Element box entries
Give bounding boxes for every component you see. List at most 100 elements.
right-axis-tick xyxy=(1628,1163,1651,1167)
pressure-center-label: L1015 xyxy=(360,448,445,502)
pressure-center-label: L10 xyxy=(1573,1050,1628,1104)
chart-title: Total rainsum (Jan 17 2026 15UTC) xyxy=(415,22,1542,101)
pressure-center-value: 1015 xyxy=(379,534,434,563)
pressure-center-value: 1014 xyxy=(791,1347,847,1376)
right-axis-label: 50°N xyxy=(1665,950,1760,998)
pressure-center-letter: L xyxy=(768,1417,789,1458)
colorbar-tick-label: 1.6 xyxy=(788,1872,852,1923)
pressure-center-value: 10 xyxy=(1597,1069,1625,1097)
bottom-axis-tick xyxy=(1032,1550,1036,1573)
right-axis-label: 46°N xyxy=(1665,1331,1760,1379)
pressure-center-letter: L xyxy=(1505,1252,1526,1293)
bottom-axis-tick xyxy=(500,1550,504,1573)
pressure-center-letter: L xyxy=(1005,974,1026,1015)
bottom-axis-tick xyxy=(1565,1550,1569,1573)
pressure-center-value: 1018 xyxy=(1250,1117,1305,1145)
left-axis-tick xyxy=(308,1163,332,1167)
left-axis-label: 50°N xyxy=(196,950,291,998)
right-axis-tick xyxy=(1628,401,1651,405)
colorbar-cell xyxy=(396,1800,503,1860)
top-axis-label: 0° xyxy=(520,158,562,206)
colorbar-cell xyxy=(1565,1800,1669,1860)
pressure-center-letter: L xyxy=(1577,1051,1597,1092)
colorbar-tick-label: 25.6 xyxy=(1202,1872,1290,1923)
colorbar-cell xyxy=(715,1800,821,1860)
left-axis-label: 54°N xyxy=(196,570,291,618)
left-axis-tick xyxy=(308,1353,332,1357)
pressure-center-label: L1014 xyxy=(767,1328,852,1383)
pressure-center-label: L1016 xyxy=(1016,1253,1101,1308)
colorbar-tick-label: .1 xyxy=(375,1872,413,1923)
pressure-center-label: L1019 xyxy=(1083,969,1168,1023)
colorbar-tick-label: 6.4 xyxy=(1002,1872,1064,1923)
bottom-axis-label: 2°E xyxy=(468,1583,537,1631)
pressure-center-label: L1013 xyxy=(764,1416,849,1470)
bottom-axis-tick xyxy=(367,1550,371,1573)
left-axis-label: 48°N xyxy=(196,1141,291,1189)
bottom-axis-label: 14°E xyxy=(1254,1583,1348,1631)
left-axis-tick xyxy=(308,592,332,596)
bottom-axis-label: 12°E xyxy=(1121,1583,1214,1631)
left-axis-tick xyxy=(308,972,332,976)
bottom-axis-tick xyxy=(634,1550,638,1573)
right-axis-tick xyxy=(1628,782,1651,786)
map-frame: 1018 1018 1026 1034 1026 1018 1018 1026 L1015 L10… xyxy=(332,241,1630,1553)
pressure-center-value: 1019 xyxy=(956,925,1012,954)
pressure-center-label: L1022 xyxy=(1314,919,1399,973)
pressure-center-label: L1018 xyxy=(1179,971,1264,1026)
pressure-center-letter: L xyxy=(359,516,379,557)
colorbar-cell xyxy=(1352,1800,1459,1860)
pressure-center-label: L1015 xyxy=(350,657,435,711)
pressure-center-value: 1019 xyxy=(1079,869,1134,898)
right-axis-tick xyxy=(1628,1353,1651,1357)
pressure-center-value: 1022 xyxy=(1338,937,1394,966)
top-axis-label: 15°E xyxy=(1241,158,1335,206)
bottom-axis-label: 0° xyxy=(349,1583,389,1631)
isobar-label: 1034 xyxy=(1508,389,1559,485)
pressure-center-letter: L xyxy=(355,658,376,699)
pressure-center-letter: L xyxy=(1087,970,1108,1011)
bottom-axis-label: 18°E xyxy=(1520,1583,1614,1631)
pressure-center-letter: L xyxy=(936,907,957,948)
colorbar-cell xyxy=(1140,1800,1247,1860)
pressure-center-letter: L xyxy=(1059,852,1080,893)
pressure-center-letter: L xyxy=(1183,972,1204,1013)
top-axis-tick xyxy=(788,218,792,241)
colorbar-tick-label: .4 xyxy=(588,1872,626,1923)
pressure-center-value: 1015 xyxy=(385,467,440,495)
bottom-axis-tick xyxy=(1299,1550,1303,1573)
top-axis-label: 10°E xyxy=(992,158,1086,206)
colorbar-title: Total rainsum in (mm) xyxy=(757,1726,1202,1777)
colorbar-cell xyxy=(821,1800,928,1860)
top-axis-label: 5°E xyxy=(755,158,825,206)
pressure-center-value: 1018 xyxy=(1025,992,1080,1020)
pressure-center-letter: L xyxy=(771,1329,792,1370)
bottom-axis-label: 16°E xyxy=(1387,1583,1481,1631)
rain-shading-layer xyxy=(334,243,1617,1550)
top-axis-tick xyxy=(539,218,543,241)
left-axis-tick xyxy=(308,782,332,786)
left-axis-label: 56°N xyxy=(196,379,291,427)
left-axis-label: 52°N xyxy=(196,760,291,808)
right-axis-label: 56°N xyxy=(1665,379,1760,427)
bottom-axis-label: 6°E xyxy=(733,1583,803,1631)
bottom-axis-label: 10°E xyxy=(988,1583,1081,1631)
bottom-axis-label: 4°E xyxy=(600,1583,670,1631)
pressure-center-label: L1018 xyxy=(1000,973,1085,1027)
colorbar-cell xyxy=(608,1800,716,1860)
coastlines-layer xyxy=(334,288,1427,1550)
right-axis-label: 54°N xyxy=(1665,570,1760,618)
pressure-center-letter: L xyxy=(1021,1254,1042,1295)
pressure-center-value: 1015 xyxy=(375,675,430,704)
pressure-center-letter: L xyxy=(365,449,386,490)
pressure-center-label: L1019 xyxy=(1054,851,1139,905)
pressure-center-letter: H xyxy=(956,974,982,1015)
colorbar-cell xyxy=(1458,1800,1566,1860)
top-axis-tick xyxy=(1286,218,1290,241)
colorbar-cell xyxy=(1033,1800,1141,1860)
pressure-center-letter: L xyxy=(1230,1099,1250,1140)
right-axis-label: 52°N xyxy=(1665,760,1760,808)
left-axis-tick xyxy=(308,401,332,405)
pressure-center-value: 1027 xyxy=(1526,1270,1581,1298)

WHAT TO PRODUCE:
Rewrite the entries above with every "bottom-axis-tick" swapped for "lower-axis-tick" and everything else left unchanged.

RESPONSE TO THIS TASK:
Give bounding boxes for every component you see. List at most 100 elements.
right-axis-tick xyxy=(1628,1163,1651,1167)
pressure-center-label: L1015 xyxy=(360,448,445,502)
pressure-center-label: L10 xyxy=(1573,1050,1628,1104)
chart-title: Total rainsum (Jan 17 2026 15UTC) xyxy=(415,22,1542,101)
pressure-center-value: 1015 xyxy=(379,534,434,563)
pressure-center-value: 1014 xyxy=(791,1347,847,1376)
right-axis-label: 50°N xyxy=(1665,950,1760,998)
pressure-center-letter: L xyxy=(768,1417,789,1458)
colorbar-tick-label: 1.6 xyxy=(788,1872,852,1923)
pressure-center-value: 10 xyxy=(1597,1069,1625,1097)
lower-axis-tick xyxy=(1032,1550,1036,1573)
right-axis-label: 46°N xyxy=(1665,1331,1760,1379)
pressure-center-letter: L xyxy=(1505,1252,1526,1293)
lower-axis-tick xyxy=(500,1550,504,1573)
pressure-center-letter: L xyxy=(1005,974,1026,1015)
lower-axis-tick xyxy=(1565,1550,1569,1573)
pressure-center-value: 1018 xyxy=(1250,1117,1305,1145)
left-axis-tick xyxy=(308,1163,332,1167)
left-axis-label: 50°N xyxy=(196,950,291,998)
right-axis-tick xyxy=(1628,401,1651,405)
colorbar-cell xyxy=(396,1800,503,1860)
top-axis-label: 0° xyxy=(520,158,562,206)
colorbar-cell xyxy=(1565,1800,1669,1860)
pressure-center-letter: L xyxy=(1577,1051,1597,1092)
colorbar-tick-label: 25.6 xyxy=(1202,1872,1290,1923)
colorbar-cell xyxy=(715,1800,821,1860)
left-axis-label: 54°N xyxy=(196,570,291,618)
left-axis-tick xyxy=(308,1353,332,1357)
pressure-center-label: L1014 xyxy=(767,1328,852,1383)
pressure-center-label: L1016 xyxy=(1016,1253,1101,1308)
colorbar-tick-label: .1 xyxy=(375,1872,413,1923)
pressure-center-label: L1019 xyxy=(1083,969,1168,1023)
colorbar-tick-label: 6.4 xyxy=(1002,1872,1064,1923)
bottom-axis-label: 2°E xyxy=(468,1583,537,1631)
pressure-center-label: L1013 xyxy=(764,1416,849,1470)
lower-axis-tick xyxy=(367,1550,371,1573)
left-axis-label: 48°N xyxy=(196,1141,291,1189)
bottom-axis-label: 14°E xyxy=(1254,1583,1348,1631)
left-axis-tick xyxy=(308,592,332,596)
bottom-axis-label: 12°E xyxy=(1121,1583,1214,1631)
left-axis-tick xyxy=(308,972,332,976)
lower-axis-tick xyxy=(634,1550,638,1573)
right-axis-tick xyxy=(1628,782,1651,786)
map-frame: 1018 1018 1026 1034 1026 1018 1018 1026 L1015 L10… xyxy=(332,241,1630,1553)
pressure-center-value: 1019 xyxy=(956,925,1012,954)
pressure-center-label: L1022 xyxy=(1314,919,1399,973)
pressure-center-label: L1018 xyxy=(1179,971,1264,1026)
pressure-center-letter: L xyxy=(359,516,379,557)
colorbar-cell xyxy=(1352,1800,1459,1860)
pressure-center-label: L1015 xyxy=(350,657,435,711)
pressure-center-value: 1019 xyxy=(1079,869,1134,898)
right-axis-tick xyxy=(1628,1353,1651,1357)
pressure-center-value: 1022 xyxy=(1338,937,1394,966)
top-axis-label: 15°E xyxy=(1241,158,1335,206)
bottom-axis-label: 0° xyxy=(349,1583,389,1631)
isobar-label: 1034 xyxy=(1508,389,1559,485)
pressure-center-letter: L xyxy=(355,658,376,699)
pressure-center-letter: L xyxy=(1087,970,1108,1011)
bottom-axis-label: 18°E xyxy=(1520,1583,1614,1631)
pressure-center-letter: L xyxy=(936,907,957,948)
colorbar-cell xyxy=(1140,1800,1247,1860)
pressure-center-letter: L xyxy=(1059,852,1080,893)
pressure-center-letter: L xyxy=(1183,972,1204,1013)
top-axis-tick xyxy=(788,218,792,241)
colorbar-tick-label: .4 xyxy=(588,1872,626,1923)
pressure-center-value: 1015 xyxy=(385,467,440,495)
lower-axis-tick xyxy=(1299,1550,1303,1573)
top-axis-label: 10°E xyxy=(992,158,1086,206)
colorbar-title: Total rainsum in (mm) xyxy=(757,1726,1202,1777)
colorbar-cell xyxy=(821,1800,928,1860)
top-axis-label: 5°E xyxy=(755,158,825,206)
pressure-center-value: 1018 xyxy=(1025,992,1080,1020)
pressure-center-letter: L xyxy=(771,1329,792,1370)
bottom-axis-label: 16°E xyxy=(1387,1583,1481,1631)
rain-shading-layer xyxy=(334,243,1617,1550)
top-axis-tick xyxy=(539,218,543,241)
left-axis-tick xyxy=(308,782,332,786)
left-axis-label: 56°N xyxy=(196,379,291,427)
left-axis-label: 52°N xyxy=(196,760,291,808)
right-axis-label: 56°N xyxy=(1665,379,1760,427)
bottom-axis-label: 6°E xyxy=(733,1583,803,1631)
bottom-axis-label: 10°E xyxy=(988,1583,1081,1631)
bottom-axis-label: 4°E xyxy=(600,1583,670,1631)
pressure-center-label: L1018 xyxy=(1000,973,1085,1027)
colorbar-cell xyxy=(608,1800,716,1860)
coastlines-layer xyxy=(334,288,1427,1550)
right-axis-label: 54°N xyxy=(1665,570,1760,618)
pressure-center-letter: L xyxy=(1021,1254,1042,1295)
pressure-center-value: 1015 xyxy=(375,675,430,704)
pressure-center-letter: L xyxy=(365,449,386,490)
pressure-center-label: L1019 xyxy=(1054,851,1139,905)
pressure-center-letter: H xyxy=(956,974,982,1015)
colorbar-cell xyxy=(1458,1800,1566,1860)
top-axis-tick xyxy=(1286,218,1290,241)
colorbar-cell xyxy=(1033,1800,1141,1860)
pressure-center-letter: L xyxy=(1230,1099,1250,1140)
right-axis-label: 52°N xyxy=(1665,760,1760,808)
left-axis-tick xyxy=(308,401,332,405)
pressure-center-value: 1027 xyxy=(1526,1270,1581,1298)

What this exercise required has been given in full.